Copy out every line of the records where the string "title" occurs.
|---|
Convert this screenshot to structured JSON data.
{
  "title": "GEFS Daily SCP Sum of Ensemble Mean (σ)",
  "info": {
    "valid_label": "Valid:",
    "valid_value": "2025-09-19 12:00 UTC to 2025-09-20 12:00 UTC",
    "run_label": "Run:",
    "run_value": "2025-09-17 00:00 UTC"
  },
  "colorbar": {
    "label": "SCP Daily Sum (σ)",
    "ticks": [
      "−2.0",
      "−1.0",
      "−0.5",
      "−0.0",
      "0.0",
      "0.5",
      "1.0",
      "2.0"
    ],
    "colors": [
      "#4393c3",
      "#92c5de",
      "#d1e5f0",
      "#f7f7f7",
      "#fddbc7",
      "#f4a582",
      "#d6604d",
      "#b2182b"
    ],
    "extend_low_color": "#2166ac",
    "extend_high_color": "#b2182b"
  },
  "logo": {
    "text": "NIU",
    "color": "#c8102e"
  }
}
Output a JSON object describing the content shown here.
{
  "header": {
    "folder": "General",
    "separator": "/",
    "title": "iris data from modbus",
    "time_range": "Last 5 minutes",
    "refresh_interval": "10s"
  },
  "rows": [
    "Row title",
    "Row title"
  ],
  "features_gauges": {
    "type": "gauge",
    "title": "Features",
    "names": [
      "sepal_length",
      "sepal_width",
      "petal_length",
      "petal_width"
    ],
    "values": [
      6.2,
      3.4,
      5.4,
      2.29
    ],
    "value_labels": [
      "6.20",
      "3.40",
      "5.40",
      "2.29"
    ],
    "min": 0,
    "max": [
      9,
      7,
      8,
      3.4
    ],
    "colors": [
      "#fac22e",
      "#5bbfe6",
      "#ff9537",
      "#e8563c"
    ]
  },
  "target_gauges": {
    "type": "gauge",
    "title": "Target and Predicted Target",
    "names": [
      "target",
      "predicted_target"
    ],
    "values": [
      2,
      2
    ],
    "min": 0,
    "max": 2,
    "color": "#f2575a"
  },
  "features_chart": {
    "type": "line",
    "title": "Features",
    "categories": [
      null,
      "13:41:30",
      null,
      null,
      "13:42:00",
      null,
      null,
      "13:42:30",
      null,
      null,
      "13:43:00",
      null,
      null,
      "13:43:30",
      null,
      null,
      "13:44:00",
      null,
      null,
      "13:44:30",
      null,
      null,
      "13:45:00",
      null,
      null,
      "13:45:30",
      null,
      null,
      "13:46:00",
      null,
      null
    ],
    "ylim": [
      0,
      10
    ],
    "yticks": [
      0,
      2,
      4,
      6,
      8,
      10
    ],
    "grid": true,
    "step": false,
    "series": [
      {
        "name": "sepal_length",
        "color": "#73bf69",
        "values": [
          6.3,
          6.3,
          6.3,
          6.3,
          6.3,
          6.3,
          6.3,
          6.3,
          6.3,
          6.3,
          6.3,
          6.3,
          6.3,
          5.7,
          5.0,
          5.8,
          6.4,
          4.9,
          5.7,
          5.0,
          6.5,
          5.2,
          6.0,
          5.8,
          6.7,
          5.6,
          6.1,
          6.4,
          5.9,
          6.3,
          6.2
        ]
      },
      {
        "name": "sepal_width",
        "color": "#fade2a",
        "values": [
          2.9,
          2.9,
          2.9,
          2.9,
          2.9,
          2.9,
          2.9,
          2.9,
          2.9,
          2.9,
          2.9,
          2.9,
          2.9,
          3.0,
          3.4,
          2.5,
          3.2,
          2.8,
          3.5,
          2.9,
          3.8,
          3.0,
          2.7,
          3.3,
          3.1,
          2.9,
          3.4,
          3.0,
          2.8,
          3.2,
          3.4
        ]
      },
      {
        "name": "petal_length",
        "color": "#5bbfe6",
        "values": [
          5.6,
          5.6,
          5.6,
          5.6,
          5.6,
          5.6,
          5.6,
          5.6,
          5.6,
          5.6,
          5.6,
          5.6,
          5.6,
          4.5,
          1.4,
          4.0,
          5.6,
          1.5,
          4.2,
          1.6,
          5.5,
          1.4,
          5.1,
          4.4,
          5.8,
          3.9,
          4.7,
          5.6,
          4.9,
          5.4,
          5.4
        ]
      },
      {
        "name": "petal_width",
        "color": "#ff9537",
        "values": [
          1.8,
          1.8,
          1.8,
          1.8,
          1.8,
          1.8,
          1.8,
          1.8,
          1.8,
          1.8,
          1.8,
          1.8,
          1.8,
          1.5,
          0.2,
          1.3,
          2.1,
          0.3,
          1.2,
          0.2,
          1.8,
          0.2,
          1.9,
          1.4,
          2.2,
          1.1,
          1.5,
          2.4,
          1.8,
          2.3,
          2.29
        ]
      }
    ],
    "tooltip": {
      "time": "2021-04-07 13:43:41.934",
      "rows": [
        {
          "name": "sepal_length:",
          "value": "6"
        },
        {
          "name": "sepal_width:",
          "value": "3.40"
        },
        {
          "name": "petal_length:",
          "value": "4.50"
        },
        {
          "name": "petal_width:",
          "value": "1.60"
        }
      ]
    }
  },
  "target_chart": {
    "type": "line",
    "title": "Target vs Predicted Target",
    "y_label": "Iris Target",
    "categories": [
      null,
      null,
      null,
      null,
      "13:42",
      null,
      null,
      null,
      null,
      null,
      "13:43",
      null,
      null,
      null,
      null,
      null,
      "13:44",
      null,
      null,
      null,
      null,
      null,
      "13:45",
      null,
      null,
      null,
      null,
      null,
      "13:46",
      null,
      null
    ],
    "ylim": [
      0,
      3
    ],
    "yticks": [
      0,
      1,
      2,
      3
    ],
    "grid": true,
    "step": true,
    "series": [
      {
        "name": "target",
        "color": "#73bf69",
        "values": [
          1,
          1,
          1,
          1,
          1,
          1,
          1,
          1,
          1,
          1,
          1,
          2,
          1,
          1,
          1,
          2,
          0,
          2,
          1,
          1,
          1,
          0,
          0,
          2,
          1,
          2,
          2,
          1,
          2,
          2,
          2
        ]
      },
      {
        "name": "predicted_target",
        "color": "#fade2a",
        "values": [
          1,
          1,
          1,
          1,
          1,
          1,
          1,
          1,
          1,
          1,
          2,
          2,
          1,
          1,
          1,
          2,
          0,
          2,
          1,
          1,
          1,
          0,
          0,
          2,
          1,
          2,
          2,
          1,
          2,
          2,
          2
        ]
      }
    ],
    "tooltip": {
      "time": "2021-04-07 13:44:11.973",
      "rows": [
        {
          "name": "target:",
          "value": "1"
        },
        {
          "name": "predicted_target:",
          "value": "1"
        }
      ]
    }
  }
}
|---|
— Task result —
  "title": "GEFS Daily SCP Sum of Ensemble Mean (σ)",
    "title": "iris data from modbus",
    "Row title",
    "Row title"
    "title": "Features",
    "title": "Target and Predicted Target",
    "title": "Features",
    "title": "Target vs Predicted Target",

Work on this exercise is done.